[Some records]

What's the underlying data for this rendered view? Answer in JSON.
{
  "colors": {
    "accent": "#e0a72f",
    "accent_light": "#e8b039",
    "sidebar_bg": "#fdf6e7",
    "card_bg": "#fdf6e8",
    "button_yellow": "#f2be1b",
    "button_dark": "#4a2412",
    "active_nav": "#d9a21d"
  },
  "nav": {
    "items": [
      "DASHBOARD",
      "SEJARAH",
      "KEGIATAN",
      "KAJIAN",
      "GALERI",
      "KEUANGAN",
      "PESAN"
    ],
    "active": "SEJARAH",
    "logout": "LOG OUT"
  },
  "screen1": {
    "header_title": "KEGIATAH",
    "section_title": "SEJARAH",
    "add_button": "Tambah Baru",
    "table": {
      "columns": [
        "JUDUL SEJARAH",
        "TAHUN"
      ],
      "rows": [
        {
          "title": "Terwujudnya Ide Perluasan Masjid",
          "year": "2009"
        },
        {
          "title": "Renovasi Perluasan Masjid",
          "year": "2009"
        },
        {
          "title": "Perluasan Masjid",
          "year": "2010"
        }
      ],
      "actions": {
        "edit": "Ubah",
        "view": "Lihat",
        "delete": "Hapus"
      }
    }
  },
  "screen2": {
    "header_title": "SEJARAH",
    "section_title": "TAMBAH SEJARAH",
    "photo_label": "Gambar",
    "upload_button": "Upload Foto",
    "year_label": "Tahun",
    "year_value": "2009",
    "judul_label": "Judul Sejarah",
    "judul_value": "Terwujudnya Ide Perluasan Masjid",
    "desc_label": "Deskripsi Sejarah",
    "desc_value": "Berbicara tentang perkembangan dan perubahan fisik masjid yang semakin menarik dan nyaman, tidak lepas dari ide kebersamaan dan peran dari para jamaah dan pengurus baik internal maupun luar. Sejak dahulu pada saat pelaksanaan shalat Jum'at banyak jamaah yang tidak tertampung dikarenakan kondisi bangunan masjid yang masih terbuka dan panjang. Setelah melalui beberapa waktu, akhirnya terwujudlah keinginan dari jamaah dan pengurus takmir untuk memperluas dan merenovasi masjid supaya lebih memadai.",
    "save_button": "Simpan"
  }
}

Goal. Return solely the number of lines in the data that include the word "view".

Right answer. 2